PROBLEM REQUIREMENTS: Tally the lines below that contain "What". The number is the whole answer.

[Data records]

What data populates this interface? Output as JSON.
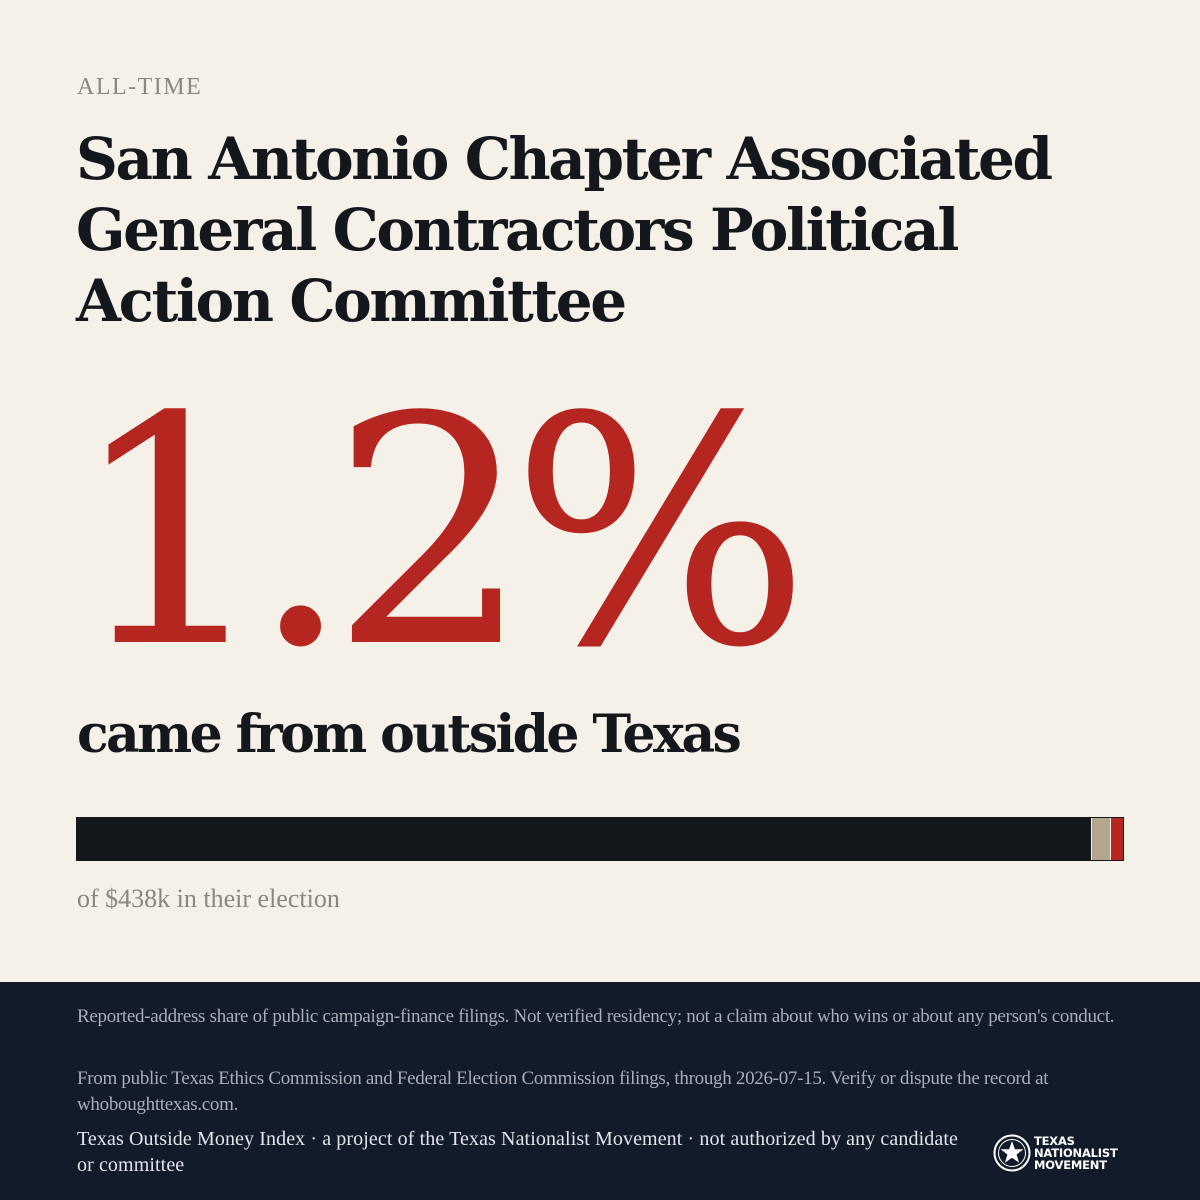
{
  "header": {
    "eyebrow": "ALL-TIME",
    "title": "San Antonio Chapter Associated General Contractors Political Action Committee"
  },
  "stat": {
    "value": "1.2%",
    "caption": "came from outside Texas"
  },
  "share_bar": {
    "inside_texas_fraction": 0.969,
    "unknown_fraction": 0.019,
    "outside_texas_fraction": 0.012,
    "colors": {
      "inside": "#14171c",
      "unknown": "#b3a68c",
      "outside": "#b52620"
    }
  },
  "total_note": "of $438k in their election",
  "footer": {
    "disclaimer": "Reported-address share of public campaign-finance filings. Not verified residency; not a claim about who wins or about any person's conduct.",
    "source": "From public Texas Ethics Commission and Federal Election Commission filings, through 2026-07-15. Verify or dispute the record at whoboughttexas.com.",
    "credit": "Texas Outside Money Index · a project of the Texas Nationalist Movement · not authorized by any candidate or committee",
    "logo": {
      "icon": "lone-star-seal-icon",
      "line1": "TEXAS",
      "line2": "NATIONALIST",
      "line3": "MOVEMENT"
    }
  },
  "colors": {
    "background": "#f5f0e8",
    "ink": "#14171c",
    "accent": "#b52620",
    "footer_bg": "#111b2a"
  }
}
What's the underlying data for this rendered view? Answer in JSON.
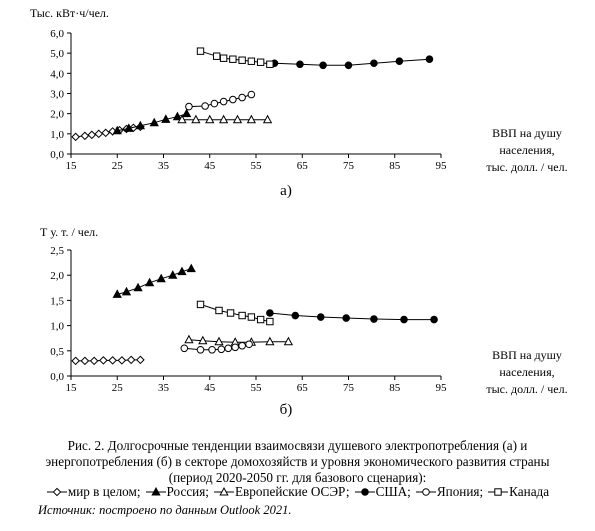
{
  "chart_data": [
    {
      "type": "line",
      "panel_label": "а)",
      "ylabel": "Тыс. кВт·ч/чел.",
      "xlabel_lines": [
        "ВВП на душу",
        "населения,",
        "тыс. долл. / чел."
      ],
      "xlim": [
        15,
        95
      ],
      "ylim": [
        0,
        6
      ],
      "xticks": [
        15,
        25,
        35,
        45,
        55,
        65,
        75,
        85,
        95
      ],
      "yticks": [
        "0,0",
        "1,0",
        "2,0",
        "3,0",
        "4,0",
        "5,0",
        "6,0"
      ],
      "series": [
        {
          "name": "мир в целом",
          "marker": "diamond-open",
          "x": [
            16,
            18,
            19.5,
            21,
            22.5,
            24,
            25.5,
            27,
            28.5,
            30
          ],
          "y": [
            0.85,
            0.9,
            0.95,
            1.0,
            1.05,
            1.12,
            1.18,
            1.24,
            1.3,
            1.35
          ]
        },
        {
          "name": "Россия",
          "marker": "triangle-filled",
          "x": [
            25,
            27.5,
            30,
            33,
            35.5,
            38,
            40
          ],
          "y": [
            1.15,
            1.27,
            1.4,
            1.55,
            1.72,
            1.85,
            2.0
          ]
        },
        {
          "name": "Европейские ОСЭР",
          "marker": "triangle-open",
          "x": [
            39,
            42,
            45,
            48,
            51,
            54,
            57.5
          ],
          "y": [
            1.7,
            1.7,
            1.7,
            1.7,
            1.7,
            1.7,
            1.7
          ]
        },
        {
          "name": "США",
          "marker": "circle-filled",
          "x": [
            59,
            64.5,
            69.5,
            75,
            80.5,
            86,
            92.5
          ],
          "y": [
            4.5,
            4.45,
            4.4,
            4.4,
            4.5,
            4.6,
            4.7
          ]
        },
        {
          "name": "Япония",
          "marker": "circle-open",
          "x": [
            40.5,
            44,
            46,
            48,
            50,
            52,
            54
          ],
          "y": [
            2.35,
            2.38,
            2.5,
            2.6,
            2.7,
            2.8,
            2.95
          ]
        },
        {
          "name": "Канада",
          "marker": "square-open",
          "x": [
            43,
            46.5,
            48,
            50,
            52,
            54,
            56,
            58
          ],
          "y": [
            5.1,
            4.85,
            4.75,
            4.7,
            4.65,
            4.6,
            4.55,
            4.45
          ]
        }
      ]
    },
    {
      "type": "line",
      "panel_label": "б)",
      "ylabel": "Т у. т. / чел.",
      "xlabel_lines": [
        "ВВП на душу",
        "населения,",
        "тыс. долл. / чел."
      ],
      "xlim": [
        15,
        95
      ],
      "ylim": [
        0,
        2.5
      ],
      "xticks": [
        15,
        25,
        35,
        45,
        55,
        65,
        75,
        85,
        95
      ],
      "yticks": [
        "0,0",
        "0,5",
        "1,0",
        "1,5",
        "2,0",
        "2,5"
      ],
      "series": [
        {
          "name": "мир в целом",
          "marker": "diamond-open",
          "x": [
            16,
            18,
            20,
            22,
            24,
            26,
            28,
            30
          ],
          "y": [
            0.3,
            0.3,
            0.3,
            0.31,
            0.31,
            0.31,
            0.32,
            0.32
          ]
        },
        {
          "name": "Россия",
          "marker": "triangle-filled",
          "x": [
            25,
            27,
            29.5,
            32,
            34.5,
            37,
            39,
            41
          ],
          "y": [
            1.62,
            1.67,
            1.75,
            1.85,
            1.93,
            2.0,
            2.07,
            2.13
          ]
        },
        {
          "name": "Европейские ОСЭР",
          "marker": "triangle-open",
          "x": [
            40.5,
            43.5,
            47,
            50.5,
            54,
            58,
            62
          ],
          "y": [
            0.72,
            0.7,
            0.68,
            0.67,
            0.67,
            0.68,
            0.68
          ]
        },
        {
          "name": "США",
          "marker": "circle-filled",
          "x": [
            58,
            63.5,
            69,
            74.5,
            80.5,
            87,
            93.5
          ],
          "y": [
            1.25,
            1.2,
            1.17,
            1.15,
            1.13,
            1.12,
            1.12
          ]
        },
        {
          "name": "Япония",
          "marker": "circle-open",
          "x": [
            39.5,
            43,
            45.5,
            47.5,
            49,
            50.5,
            52,
            53.5
          ],
          "y": [
            0.55,
            0.52,
            0.52,
            0.53,
            0.55,
            0.57,
            0.6,
            0.63
          ]
        },
        {
          "name": "Канада",
          "marker": "square-open",
          "x": [
            43,
            47,
            49.5,
            52,
            54,
            56,
            58
          ],
          "y": [
            1.42,
            1.3,
            1.25,
            1.2,
            1.17,
            1.12,
            1.08
          ]
        }
      ]
    }
  ],
  "caption": {
    "line1": "Рис. 2. Долгосрочные тенденции взаимосвязи душевого электропотребления (а) и",
    "line2": "энергопотребления (б) в секторе домохозяйств и уровня экономического развития страны",
    "line3": "(период 2020-2050 гг. для базового сценария):"
  },
  "legend": [
    {
      "marker": "diamond-open",
      "label": "мир в целом;"
    },
    {
      "marker": "triangle-filled",
      "label": "Россия;"
    },
    {
      "marker": "triangle-open",
      "label": "Европейские ОСЭР;"
    },
    {
      "marker": "circle-filled",
      "label": "США;"
    },
    {
      "marker": "circle-open",
      "label": "Япония;"
    },
    {
      "marker": "square-open",
      "label": "Канада"
    }
  ],
  "source": "Источник: построено по данным Outlook 2021."
}
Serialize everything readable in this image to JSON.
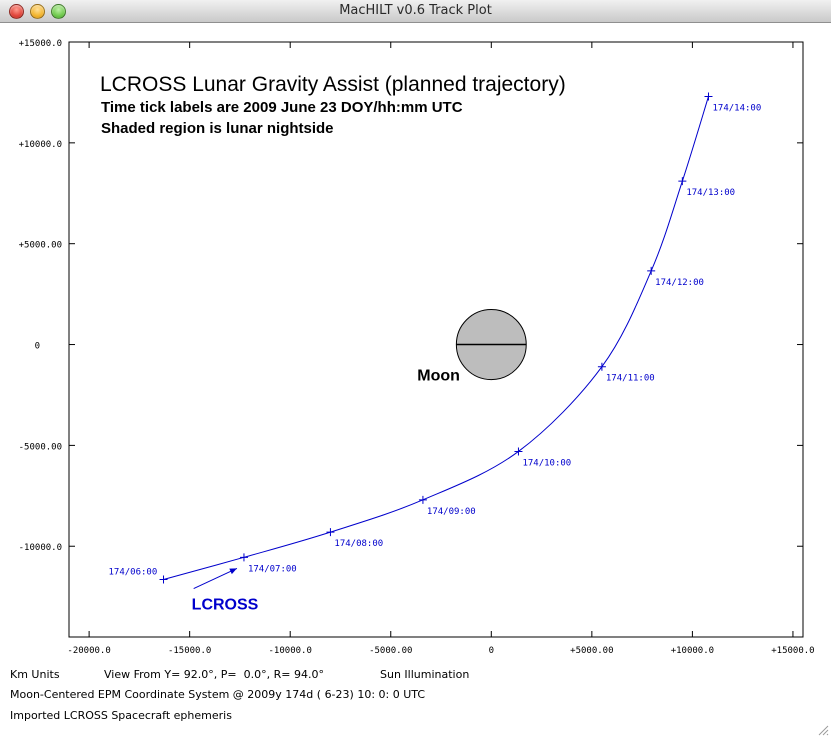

TASK RESULT: 2